*PROBLEM REQUIREMENTS*:
Please retype the rows below without any changes, starting at the row that contains "browser-item-label: E:\ (新加卷)" and stopping after the row that contains "folder-icon (32, 197, 56, 221)".

*GIVEN DATA*:
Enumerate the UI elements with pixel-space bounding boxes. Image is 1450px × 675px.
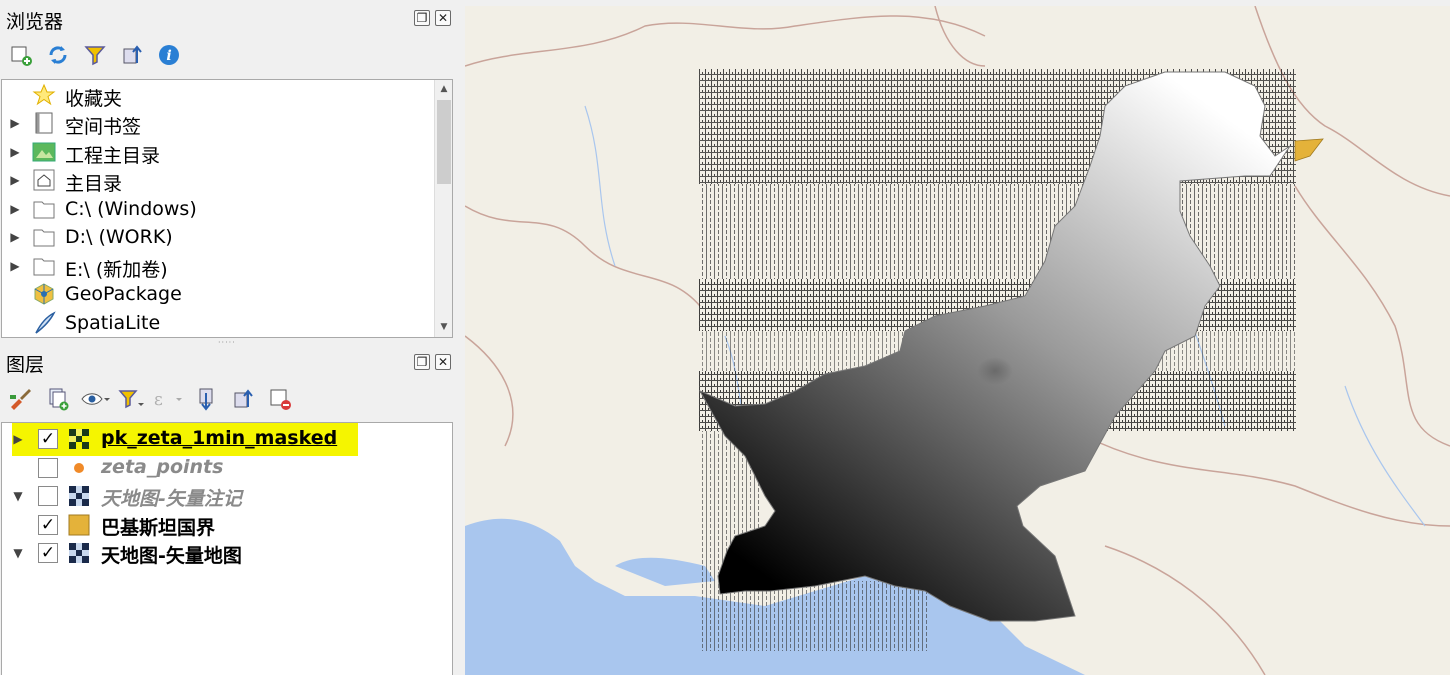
browser-item-label: E:\ (新加卷) (65, 259, 168, 281)
expand-arrow-icon[interactable]: ▶ (9, 166, 21, 194)
collapse-all-button[interactable] (226, 384, 259, 414)
paint-brush-icon (9, 389, 31, 410)
float-panel-button[interactable]: ❐ (414, 354, 430, 370)
add-selected-layers-icon (11, 46, 32, 66)
layer-row-pk-zeta[interactable]: ▶ ✓ pk_zeta_1min_masked (2, 425, 442, 453)
layers-toolbar: ε (4, 384, 296, 414)
layer-row-tianditu-annotation[interactable]: ▼ 天地图-矢量注记 (2, 482, 442, 510)
layer-label: 天地图-矢量地图 (101, 545, 242, 567)
collapse-all-button[interactable] (115, 40, 148, 70)
browser-item-label: C:\ (Windows) (65, 198, 197, 220)
layer-label: 巴基斯坦国界 (101, 517, 216, 539)
expand-all-button[interactable] (189, 384, 222, 414)
left-dock: 浏览器 ❐ ✕ i 收藏夹 ▶ 空间书签 ▶ 工程主目录 ▶ 主目录 ▶ C:\… (0, 0, 462, 675)
browser-item-label: D:\ (WORK) (65, 226, 173, 248)
geopackage-icon (32, 282, 56, 306)
polygon-layer-icon (68, 514, 90, 536)
panel-splitter[interactable]: ····· (218, 338, 236, 347)
float-panel-button[interactable]: ❐ (414, 10, 430, 26)
project-home-icon (32, 140, 56, 164)
scroll-up-icon[interactable]: ▲ (435, 80, 452, 98)
layer-visibility-checkbox[interactable]: ✓ (38, 515, 58, 535)
browser-item-label: 空间书签 (65, 116, 142, 138)
layer-visibility-checkbox[interactable]: ✓ (38, 429, 58, 449)
map-canvas[interactable] (465, 6, 1450, 675)
expression-icon: ε (154, 390, 182, 410)
folder-icon (32, 225, 56, 249)
layer-row-pakistan-boundary[interactable]: ✓ 巴基斯坦国界 (2, 511, 442, 539)
layer-visibility-checkbox[interactable] (38, 486, 58, 506)
layer-visibility-checkbox[interactable]: ✓ (38, 543, 58, 563)
close-panel-button[interactable]: ✕ (435, 354, 451, 370)
refresh-icon (48, 46, 67, 64)
browser-scrollbar[interactable]: ▲ ▼ (434, 80, 452, 337)
layer-label: 天地图-矢量注记 (101, 488, 242, 510)
eye-icon (80, 393, 110, 405)
expand-arrow-icon[interactable]: ▶ (9, 109, 21, 137)
layer-row-zeta-points[interactable]: zeta_points (2, 454, 442, 482)
filter-legend-button[interactable] (115, 384, 148, 414)
bookmark-icon (32, 111, 56, 135)
layer-visibility-checkbox[interactable] (38, 458, 58, 478)
folder-icon (32, 197, 56, 221)
close-panel-button[interactable]: ✕ (435, 10, 451, 26)
raster-layer-icon (68, 428, 90, 450)
add-group-button[interactable] (41, 384, 74, 414)
info-icon: i (158, 45, 179, 65)
scroll-thumb[interactable] (437, 100, 451, 184)
svg-text:ε: ε (154, 390, 163, 410)
raster-layer-icon (68, 485, 90, 507)
browser-item-label: GeoPackage (65, 283, 182, 305)
expression-filter-button[interactable]: ε (152, 384, 185, 414)
browser-toolbar: i (4, 40, 185, 70)
browser-panel-title: 浏览器 (6, 11, 64, 33)
add-selected-layers-button[interactable] (4, 40, 37, 70)
raster-layer-icon (68, 542, 90, 564)
home-icon (32, 168, 56, 192)
filter-button[interactable] (78, 40, 111, 70)
star-icon (32, 83, 56, 107)
remove-layer-button[interactable] (263, 384, 296, 414)
map-render (465, 6, 1450, 675)
svg-text:i: i (166, 48, 171, 64)
expand-arrow-icon[interactable]: ▶ (9, 252, 21, 280)
spatialite-icon (32, 311, 56, 335)
scroll-down-icon[interactable]: ▼ (435, 318, 452, 336)
collapse-all-icon (234, 389, 253, 408)
visibility-menu-button[interactable] (78, 384, 111, 414)
point-layer-icon (68, 457, 90, 479)
browser-tree: 收藏夹 ▶ 空间书签 ▶ 工程主目录 ▶ 主目录 ▶ C:\ (Windows)… (1, 79, 453, 338)
style-manager-button[interactable] (4, 384, 37, 414)
expand-arrow-icon[interactable]: ▶ (12, 425, 24, 453)
refresh-button[interactable] (41, 40, 74, 70)
expand-all-icon (199, 388, 212, 411)
collapse-arrow-icon[interactable]: ▼ (12, 482, 24, 510)
add-group-icon (49, 388, 68, 411)
expand-arrow-icon[interactable]: ▶ (9, 223, 21, 251)
layer-label: pk_zeta_1min_masked (101, 427, 338, 449)
expand-arrow-icon[interactable]: ▶ (9, 138, 21, 166)
expand-arrow-icon[interactable]: ▶ (9, 195, 21, 223)
filter-icon (83, 46, 106, 66)
browser-item-label: SpatiaLite (65, 312, 161, 334)
layer-row-tianditu-vector[interactable]: ▼ ✓ 天地图-矢量地图 (2, 539, 442, 567)
remove-layer-icon (270, 389, 291, 410)
browser-item-label: 收藏夹 (65, 88, 123, 110)
browser-item-label: 工程主目录 (65, 145, 161, 167)
layer-label: zeta_points (101, 456, 224, 478)
filter-icon (117, 390, 144, 409)
folder-icon (32, 254, 56, 278)
collapse-all-icon (123, 45, 142, 64)
browser-item-label: 主目录 (65, 173, 123, 195)
layers-tree: ▶ ✓ pk_zeta_1min_masked zeta_points ▼ 天地… (1, 422, 453, 675)
collapse-arrow-icon[interactable]: ▼ (12, 539, 24, 567)
info-button[interactable]: i (152, 40, 185, 70)
layers-panel-title: 图层 (6, 354, 45, 376)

*FULL OUTPUT*:
browser-item-label: E:\ (新加卷) (65, 259, 168, 281)
expand-arrow-icon[interactable]: ▶ (9, 166, 21, 194)
collapse-all-button[interactable] (226, 384, 259, 414)
paint-brush-icon (9, 389, 31, 410)
float-panel-button[interactable]: ❐ (414, 354, 430, 370)
add-selected-layers-icon (11, 46, 32, 66)
layer-row-pk-zeta[interactable]: ▶ ✓ pk_zeta_1min_masked (2, 425, 442, 453)
layers-toolbar: ε (4, 384, 296, 414)
layer-row-tianditu-annotation[interactable]: ▼ 天地图-矢量注记 (2, 482, 442, 510)
layer-label: 天地图-矢量地图 (101, 545, 242, 567)
collapse-all-button[interactable] (115, 40, 148, 70)
browser-item-label: C:\ (Windows) (65, 198, 197, 220)
layer-label: 巴基斯坦国界 (101, 517, 216, 539)
expand-all-button[interactable] (189, 384, 222, 414)
left-dock: 浏览器 ❐ ✕ i 收藏夹 ▶ 空间书签 ▶ 工程主目录 ▶ 主目录 ▶ C:\… (0, 0, 462, 675)
browser-item-label: D:\ (WORK) (65, 226, 173, 248)
geopackage-icon (32, 282, 56, 306)
polygon-layer-icon (68, 514, 90, 536)
panel-splitter[interactable]: ····· (218, 338, 236, 347)
float-panel-button[interactable]: ❐ (414, 10, 430, 26)
project-home-icon (32, 140, 56, 164)
scroll-up-icon[interactable]: ▲ (435, 80, 452, 98)
layer-visibility-checkbox[interactable]: ✓ (38, 515, 58, 535)
browser-item-label: 空间书签 (65, 116, 142, 138)
layer-visibility-checkbox[interactable]: ✓ (38, 429, 58, 449)
map-canvas[interactable] (465, 6, 1450, 675)
expression-icon: ε (154, 390, 182, 410)
folder-icon (32, 225, 56, 249)
layer-row-pakistan-boundary[interactable]: ✓ 巴基斯坦国界 (2, 511, 442, 539)
layer-visibility-checkbox[interactable] (38, 486, 58, 506)
layer-visibility-checkbox[interactable]: ✓ (38, 543, 58, 563)
close-panel-button[interactable]: ✕ (435, 354, 451, 370)
refresh-icon (48, 46, 67, 64)
browser-scrollbar[interactable]: ▲ ▼ (434, 80, 452, 337)
layer-label: 天地图-矢量注记 (101, 488, 242, 510)
eye-icon (80, 393, 110, 405)
expand-arrow-icon[interactable]: ▶ (9, 109, 21, 137)
layer-row-zeta-points[interactable]: zeta_points (2, 454, 442, 482)
filter-legend-button[interactable] (115, 384, 148, 414)
bookmark-icon (32, 111, 56, 135)
layer-visibility-checkbox[interactable] (38, 458, 58, 478)
folder-icon (32, 197, 56, 221)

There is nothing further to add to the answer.